| Set exercise |
Quote the records below in full, exactly as given, with the images taken out.

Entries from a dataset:
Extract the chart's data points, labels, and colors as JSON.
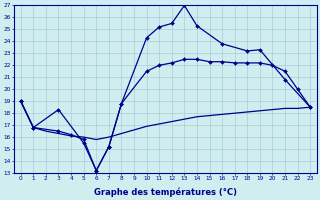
{
  "xlabel": "Graphe des températures (°C)",
  "ylim": [
    13,
    27
  ],
  "yticks": [
    13,
    14,
    15,
    16,
    17,
    18,
    19,
    20,
    21,
    22,
    23,
    24,
    25,
    26,
    27
  ],
  "xticks": [
    0,
    1,
    2,
    3,
    4,
    5,
    6,
    7,
    8,
    9,
    10,
    11,
    12,
    13,
    14,
    15,
    16,
    17,
    18,
    19,
    20,
    21,
    22,
    23
  ],
  "curve1_x": [
    0,
    1,
    3,
    5,
    6,
    7,
    8,
    10,
    11,
    12,
    13,
    14,
    16,
    18,
    19,
    21,
    23
  ],
  "curve1_y": [
    19.0,
    16.8,
    18.3,
    15.5,
    13.2,
    15.2,
    18.8,
    24.3,
    25.2,
    25.5,
    27.0,
    25.3,
    23.8,
    23.2,
    23.3,
    20.8,
    18.5
  ],
  "curve2_x": [
    0,
    1,
    3,
    4,
    5,
    6,
    7,
    8,
    10,
    11,
    12,
    13,
    14,
    15,
    16,
    17,
    18,
    19,
    20,
    21,
    22,
    23
  ],
  "curve2_y": [
    19.0,
    16.8,
    16.5,
    16.2,
    15.8,
    13.2,
    15.2,
    18.8,
    21.5,
    22.0,
    22.2,
    22.5,
    22.5,
    22.3,
    22.3,
    22.2,
    22.2,
    22.2,
    22.0,
    21.5,
    20.0,
    18.5
  ],
  "curve3_x": [
    0,
    1,
    2,
    3,
    4,
    5,
    6,
    7,
    8,
    9,
    10,
    11,
    12,
    13,
    14,
    15,
    16,
    17,
    18,
    19,
    20,
    21,
    22,
    23
  ],
  "curve3_y": [
    19.0,
    16.8,
    16.5,
    16.3,
    16.1,
    16.0,
    15.8,
    16.0,
    16.3,
    16.6,
    16.9,
    17.1,
    17.3,
    17.5,
    17.7,
    17.8,
    17.9,
    18.0,
    18.1,
    18.2,
    18.3,
    18.4,
    18.4,
    18.5
  ],
  "line_color": "#00008B",
  "bg_color": "#d0eef0",
  "grid_color": "#a8ccd8",
  "text_color": "#00008B"
}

| Written answer |
Extract the chart's data points, labels, and colors as JSON.
{
  "xlabel": "Graphe des températures (°C)",
  "ylim": [
    13,
    27
  ],
  "yticks": [
    13,
    14,
    15,
    16,
    17,
    18,
    19,
    20,
    21,
    22,
    23,
    24,
    25,
    26,
    27
  ],
  "xticks": [
    0,
    1,
    2,
    3,
    4,
    5,
    6,
    7,
    8,
    9,
    10,
    11,
    12,
    13,
    14,
    15,
    16,
    17,
    18,
    19,
    20,
    21,
    22,
    23
  ],
  "curve1_x": [
    0,
    1,
    3,
    5,
    6,
    7,
    8,
    10,
    11,
    12,
    13,
    14,
    16,
    18,
    19,
    21,
    23
  ],
  "curve1_y": [
    19.0,
    16.8,
    18.3,
    15.5,
    13.2,
    15.2,
    18.8,
    24.3,
    25.2,
    25.5,
    27.0,
    25.3,
    23.8,
    23.2,
    23.3,
    20.8,
    18.5
  ],
  "curve2_x": [
    0,
    1,
    3,
    4,
    5,
    6,
    7,
    8,
    10,
    11,
    12,
    13,
    14,
    15,
    16,
    17,
    18,
    19,
    20,
    21,
    22,
    23
  ],
  "curve2_y": [
    19.0,
    16.8,
    16.5,
    16.2,
    15.8,
    13.2,
    15.2,
    18.8,
    21.5,
    22.0,
    22.2,
    22.5,
    22.5,
    22.3,
    22.3,
    22.2,
    22.2,
    22.2,
    22.0,
    21.5,
    20.0,
    18.5
  ],
  "curve3_x": [
    0,
    1,
    2,
    3,
    4,
    5,
    6,
    7,
    8,
    9,
    10,
    11,
    12,
    13,
    14,
    15,
    16,
    17,
    18,
    19,
    20,
    21,
    22,
    23
  ],
  "curve3_y": [
    19.0,
    16.8,
    16.5,
    16.3,
    16.1,
    16.0,
    15.8,
    16.0,
    16.3,
    16.6,
    16.9,
    17.1,
    17.3,
    17.5,
    17.7,
    17.8,
    17.9,
    18.0,
    18.1,
    18.2,
    18.3,
    18.4,
    18.4,
    18.5
  ],
  "line_color": "#00008B",
  "bg_color": "#d0eef0",
  "grid_color": "#a8ccd8",
  "text_color": "#00008B"
}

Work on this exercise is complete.